Work to be completed ▸ Give every entry again, word for word and in full.

Data in this exercise ▸
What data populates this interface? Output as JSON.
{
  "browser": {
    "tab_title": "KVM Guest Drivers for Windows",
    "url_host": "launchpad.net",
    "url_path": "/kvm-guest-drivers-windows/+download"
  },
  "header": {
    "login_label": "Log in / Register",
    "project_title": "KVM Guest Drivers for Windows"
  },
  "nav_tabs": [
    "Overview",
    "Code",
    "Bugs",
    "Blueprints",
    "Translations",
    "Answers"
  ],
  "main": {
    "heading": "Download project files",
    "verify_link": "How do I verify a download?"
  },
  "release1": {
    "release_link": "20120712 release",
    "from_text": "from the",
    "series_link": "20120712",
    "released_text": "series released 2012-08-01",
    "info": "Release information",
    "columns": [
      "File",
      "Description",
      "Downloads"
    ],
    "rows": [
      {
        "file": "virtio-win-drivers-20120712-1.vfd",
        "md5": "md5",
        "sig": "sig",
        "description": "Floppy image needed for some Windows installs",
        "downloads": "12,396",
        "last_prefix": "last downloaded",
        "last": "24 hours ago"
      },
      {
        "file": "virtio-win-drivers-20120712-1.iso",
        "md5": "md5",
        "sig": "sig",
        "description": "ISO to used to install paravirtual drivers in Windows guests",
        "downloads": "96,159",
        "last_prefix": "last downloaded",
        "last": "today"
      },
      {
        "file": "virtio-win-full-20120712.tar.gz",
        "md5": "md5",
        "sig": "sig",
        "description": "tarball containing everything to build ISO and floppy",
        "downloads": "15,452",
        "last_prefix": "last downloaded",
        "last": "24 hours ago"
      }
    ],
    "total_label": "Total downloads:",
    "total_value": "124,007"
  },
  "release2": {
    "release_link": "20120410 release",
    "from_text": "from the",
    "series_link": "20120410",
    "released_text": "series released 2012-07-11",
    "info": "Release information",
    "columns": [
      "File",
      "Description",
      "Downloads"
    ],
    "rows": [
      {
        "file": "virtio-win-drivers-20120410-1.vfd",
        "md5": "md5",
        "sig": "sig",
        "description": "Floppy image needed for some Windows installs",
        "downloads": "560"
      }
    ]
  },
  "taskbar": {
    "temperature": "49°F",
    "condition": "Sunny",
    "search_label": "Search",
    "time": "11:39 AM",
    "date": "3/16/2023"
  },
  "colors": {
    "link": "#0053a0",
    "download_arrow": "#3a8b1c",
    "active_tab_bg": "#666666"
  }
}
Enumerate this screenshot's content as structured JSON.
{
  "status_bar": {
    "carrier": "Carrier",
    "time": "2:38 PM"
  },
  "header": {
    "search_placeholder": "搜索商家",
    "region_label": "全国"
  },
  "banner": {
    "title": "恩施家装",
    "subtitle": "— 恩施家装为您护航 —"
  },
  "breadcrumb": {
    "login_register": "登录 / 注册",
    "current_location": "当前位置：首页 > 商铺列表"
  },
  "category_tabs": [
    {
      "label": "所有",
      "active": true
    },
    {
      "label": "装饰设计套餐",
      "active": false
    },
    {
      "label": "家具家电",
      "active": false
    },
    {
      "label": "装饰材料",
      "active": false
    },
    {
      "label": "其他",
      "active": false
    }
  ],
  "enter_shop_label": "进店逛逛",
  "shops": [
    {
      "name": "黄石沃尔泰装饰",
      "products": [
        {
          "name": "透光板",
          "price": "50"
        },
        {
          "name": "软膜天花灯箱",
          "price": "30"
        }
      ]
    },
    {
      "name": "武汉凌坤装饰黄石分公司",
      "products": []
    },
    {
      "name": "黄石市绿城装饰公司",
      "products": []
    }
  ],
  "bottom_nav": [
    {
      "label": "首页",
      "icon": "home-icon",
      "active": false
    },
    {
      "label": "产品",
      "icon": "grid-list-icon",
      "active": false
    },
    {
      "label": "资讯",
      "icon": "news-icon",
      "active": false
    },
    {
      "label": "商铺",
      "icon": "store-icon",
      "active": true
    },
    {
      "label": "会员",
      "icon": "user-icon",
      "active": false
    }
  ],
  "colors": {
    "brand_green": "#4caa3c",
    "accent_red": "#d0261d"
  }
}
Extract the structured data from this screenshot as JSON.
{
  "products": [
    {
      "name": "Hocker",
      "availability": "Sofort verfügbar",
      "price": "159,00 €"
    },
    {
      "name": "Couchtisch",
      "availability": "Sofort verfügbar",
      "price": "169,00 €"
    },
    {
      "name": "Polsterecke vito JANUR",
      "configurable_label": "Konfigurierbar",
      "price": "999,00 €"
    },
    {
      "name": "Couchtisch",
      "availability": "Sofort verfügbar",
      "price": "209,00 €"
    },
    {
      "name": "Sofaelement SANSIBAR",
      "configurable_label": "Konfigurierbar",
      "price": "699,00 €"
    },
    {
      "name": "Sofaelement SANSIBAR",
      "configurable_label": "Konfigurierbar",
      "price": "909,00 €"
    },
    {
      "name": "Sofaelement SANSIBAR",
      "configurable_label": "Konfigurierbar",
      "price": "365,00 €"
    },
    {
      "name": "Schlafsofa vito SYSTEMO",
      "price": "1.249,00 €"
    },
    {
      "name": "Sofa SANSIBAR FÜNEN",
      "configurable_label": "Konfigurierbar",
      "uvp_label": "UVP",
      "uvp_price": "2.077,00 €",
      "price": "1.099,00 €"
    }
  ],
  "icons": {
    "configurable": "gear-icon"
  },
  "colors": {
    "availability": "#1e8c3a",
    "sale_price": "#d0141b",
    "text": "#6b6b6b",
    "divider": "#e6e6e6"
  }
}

Result of the task ▸
What data populates this interface? Output as JSON.
{
  "browser": {
    "tab_title": "KVM Guest Drivers for Windows",
    "url_host": "launchpad.net",
    "url_path": "/kvm-guest-drivers-windows/+download"
  },
  "header": {
    "login_label": "Log in / Register",
    "project_title": "KVM Guest Drivers for Windows"
  },
  "nav_tabs": [
    "Overview",
    "Code",
    "Bugs",
    "Blueprints",
    "Translations",
    "Answers"
  ],
  "main": {
    "heading": "Download project files",
    "verify_link": "How do I verify a download?"
  },
  "release1": {
    "release_link": "20120712 release",
    "from_text": "from the",
    "series_link": "20120712",
    "released_text": "series released 2012-08-01",
    "info": "Release information",
    "columns": [
      "File",
      "Description",
      "Downloads"
    ],
    "rows": [
      {
        "file": "virtio-win-drivers-20120712-1.vfd",
        "md5": "md5",
        "sig": "sig",
        "description": "Floppy image needed for some Windows installs",
        "downloads": "12,396",
        "last_prefix": "last downloaded",
        "last": "24 hours ago"
      },
      {
        "file": "virtio-win-drivers-20120712-1.iso",
        "md5": "md5",
        "sig": "sig",
        "description": "ISO to used to install paravirtual drivers in Windows guests",
        "downloads": "96,159",
        "last_prefix": "last downloaded",
        "last": "today"
      },
      {
        "file": "virtio-win-full-20120712.tar.gz",
        "md5": "md5",
        "sig": "sig",
        "description": "tarball containing everything to build ISO and floppy",
        "downloads": "15,452",
        "last_prefix": "last downloaded",
        "last": "24 hours ago"
      }
    ],
    "total_label": "Total downloads:",
    "total_value": "124,007"
  },
  "release2": {
    "release_link": "20120410 release",
    "from_text": "from the",
    "series_link": "20120410",
    "released_text": "series released 2012-07-11",
    "info": "Release information",
    "columns": [
      "File",
      "Description",
      "Downloads"
    ],
    "rows": [
      {
        "file": "virtio-win-drivers-20120410-1.vfd",
        "md5": "md5",
        "sig": "sig",
        "description": "Floppy image needed for some Windows installs",
        "downloads": "560"
      }
    ]
  },
  "taskbar": {
    "temperature": "49°F",
    "condition": "Sunny",
    "search_label": "Search",
    "time": "11:39 AM",
    "date": "3/16/2023"
  },
  "colors": {
    "link": "#0053a0",
    "download_arrow": "#3a8b1c",
    "active_tab_bg": "#666666"
  }
}
Enumerate this screenshot's content as structured JSON.
{
  "status_bar": {
    "carrier": "Carrier",
    "time": "2:38 PM"
  },
  "header": {
    "search_placeholder": "搜索商家",
    "region_label": "全国"
  },
  "banner": {
    "title": "恩施家装",
    "subtitle": "— 恩施家装为您护航 —"
  },
  "breadcrumb": {
    "login_register": "登录 / 注册",
    "current_location": "当前位置：首页 > 商铺列表"
  },
  "category_tabs": [
    {
      "label": "所有",
      "active": true
    },
    {
      "label": "装饰设计套餐",
      "active": false
    },
    {
      "label": "家具家电",
      "active": false
    },
    {
      "label": "装饰材料",
      "active": false
    },
    {
      "label": "其他",
      "active": false
    }
  ],
  "enter_shop_label": "进店逛逛",
  "shops": [
    {
      "name": "黄石沃尔泰装饰",
      "products": [
        {
          "name": "透光板",
          "price": "50"
        },
        {
          "name": "软膜天花灯箱",
          "price": "30"
        }
      ]
    },
    {
      "name": "武汉凌坤装饰黄石分公司",
      "products": []
    },
    {
      "name": "黄石市绿城装饰公司",
      "products": []
    }
  ],
  "bottom_nav": [
    {
      "label": "首页",
      "icon": "home-icon",
      "active": false
    },
    {
      "label": "产品",
      "icon": "grid-list-icon",
      "active": false
    },
    {
      "label": "资讯",
      "icon": "news-icon",
      "active": false
    },
    {
      "label": "商铺",
      "icon": "store-icon",
      "active": true
    },
    {
      "label": "会员",
      "icon": "user-icon",
      "active": false
    }
  ],
  "colors": {
    "brand_green": "#4caa3c",
    "accent_red": "#d0261d"
  }
}
Extract the structured data from this screenshot as JSON.
{
  "products": [
    {
      "name": "Hocker",
      "availability": "Sofort verfügbar",
      "price": "159,00 €"
    },
    {
      "name": "Couchtisch",
      "availability": "Sofort verfügbar",
      "price": "169,00 €"
    },
    {
      "name": "Polsterecke vito JANUR",
      "configurable_label": "Konfigurierbar",
      "price": "999,00 €"
    },
    {
      "name": "Couchtisch",
      "availability": "Sofort verfügbar",
      "price": "209,00 €"
    },
    {
      "name": "Sofaelement SANSIBAR",
      "configurable_label": "Konfigurierbar",
      "price": "699,00 €"
    },
    {
      "name": "Sofaelement SANSIBAR",
      "configurable_label": "Konfigurierbar",
      "price": "909,00 €"
    },
    {
      "name": "Sofaelement SANSIBAR",
      "configurable_label": "Konfigurierbar",
      "price": "365,00 €"
    },
    {
      "name": "Schlafsofa vito SYSTEMO",
      "price": "1.249,00 €"
    },
    {
      "name": "Sofa SANSIBAR FÜNEN",
      "configurable_label": "Konfigurierbar",
      "uvp_label": "UVP",
      "uvp_price": "2.077,00 €",
      "price": "1.099,00 €"
    }
  ],
  "icons": {
    "configurable": "gear-icon"
  },
  "colors": {
    "availability": "#1e8c3a",
    "sale_price": "#d0141b",
    "text": "#6b6b6b",
    "divider": "#e6e6e6"
  }
}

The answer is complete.